(Records excerpted from a collection)
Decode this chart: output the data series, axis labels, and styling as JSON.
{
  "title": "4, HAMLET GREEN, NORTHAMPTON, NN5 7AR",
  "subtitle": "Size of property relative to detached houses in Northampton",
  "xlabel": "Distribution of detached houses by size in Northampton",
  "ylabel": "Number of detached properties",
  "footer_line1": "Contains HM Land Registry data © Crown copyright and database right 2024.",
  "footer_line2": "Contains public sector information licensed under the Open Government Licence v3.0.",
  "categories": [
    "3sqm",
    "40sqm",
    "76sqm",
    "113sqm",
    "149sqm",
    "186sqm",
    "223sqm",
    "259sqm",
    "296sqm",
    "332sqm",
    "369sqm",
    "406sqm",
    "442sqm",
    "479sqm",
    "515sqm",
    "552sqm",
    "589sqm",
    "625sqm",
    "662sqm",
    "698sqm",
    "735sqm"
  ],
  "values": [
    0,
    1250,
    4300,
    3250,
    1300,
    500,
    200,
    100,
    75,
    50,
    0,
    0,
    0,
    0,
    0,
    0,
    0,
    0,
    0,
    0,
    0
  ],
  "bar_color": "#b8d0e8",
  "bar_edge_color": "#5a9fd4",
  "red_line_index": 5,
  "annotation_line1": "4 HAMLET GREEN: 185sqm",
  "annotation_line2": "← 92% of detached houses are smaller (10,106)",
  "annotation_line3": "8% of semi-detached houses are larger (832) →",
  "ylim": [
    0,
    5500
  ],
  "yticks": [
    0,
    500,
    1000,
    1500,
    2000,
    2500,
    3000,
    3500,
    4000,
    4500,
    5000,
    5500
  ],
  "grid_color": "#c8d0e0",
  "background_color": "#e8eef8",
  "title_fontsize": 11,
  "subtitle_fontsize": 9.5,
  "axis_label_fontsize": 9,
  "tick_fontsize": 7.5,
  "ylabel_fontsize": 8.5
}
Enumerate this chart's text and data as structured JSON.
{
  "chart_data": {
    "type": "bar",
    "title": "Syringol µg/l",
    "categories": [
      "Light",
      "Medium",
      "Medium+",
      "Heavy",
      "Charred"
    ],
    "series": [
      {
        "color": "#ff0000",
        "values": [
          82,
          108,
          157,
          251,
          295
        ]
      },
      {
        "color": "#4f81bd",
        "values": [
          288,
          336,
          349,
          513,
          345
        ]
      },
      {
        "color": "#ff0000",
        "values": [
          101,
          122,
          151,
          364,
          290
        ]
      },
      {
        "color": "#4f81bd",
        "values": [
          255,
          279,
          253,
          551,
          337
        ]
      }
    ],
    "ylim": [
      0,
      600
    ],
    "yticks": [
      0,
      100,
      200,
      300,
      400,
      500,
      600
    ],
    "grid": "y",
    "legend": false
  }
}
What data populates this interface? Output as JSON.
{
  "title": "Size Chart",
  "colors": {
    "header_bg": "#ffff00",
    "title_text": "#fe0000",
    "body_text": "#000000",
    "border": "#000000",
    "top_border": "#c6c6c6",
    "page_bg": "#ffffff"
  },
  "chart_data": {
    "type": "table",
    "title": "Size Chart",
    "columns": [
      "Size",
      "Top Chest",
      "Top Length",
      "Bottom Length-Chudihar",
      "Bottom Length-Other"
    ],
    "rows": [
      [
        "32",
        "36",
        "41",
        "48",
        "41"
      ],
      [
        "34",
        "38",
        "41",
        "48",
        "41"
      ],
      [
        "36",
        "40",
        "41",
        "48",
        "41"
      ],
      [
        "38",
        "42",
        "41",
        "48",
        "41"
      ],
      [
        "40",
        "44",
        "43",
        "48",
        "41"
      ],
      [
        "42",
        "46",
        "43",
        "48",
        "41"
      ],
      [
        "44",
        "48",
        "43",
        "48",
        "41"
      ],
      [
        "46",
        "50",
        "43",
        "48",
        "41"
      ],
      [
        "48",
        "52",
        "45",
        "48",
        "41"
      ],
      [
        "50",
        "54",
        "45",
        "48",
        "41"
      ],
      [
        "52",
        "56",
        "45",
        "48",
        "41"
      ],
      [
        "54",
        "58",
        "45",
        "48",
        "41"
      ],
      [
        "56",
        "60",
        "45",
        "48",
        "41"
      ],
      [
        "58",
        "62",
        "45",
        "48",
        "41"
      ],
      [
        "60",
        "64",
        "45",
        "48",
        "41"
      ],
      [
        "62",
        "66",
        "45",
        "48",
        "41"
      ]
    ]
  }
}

* DIRECTION
Among the entries above, identify all lines with "GREEN" and copy them.

* THE COMPLETED TASK
  "title": "4, HAMLET GREEN, NORTHAMPTON, NN5 7AR",
  "annotation_line1": "4 HAMLET GREEN: 185sqm",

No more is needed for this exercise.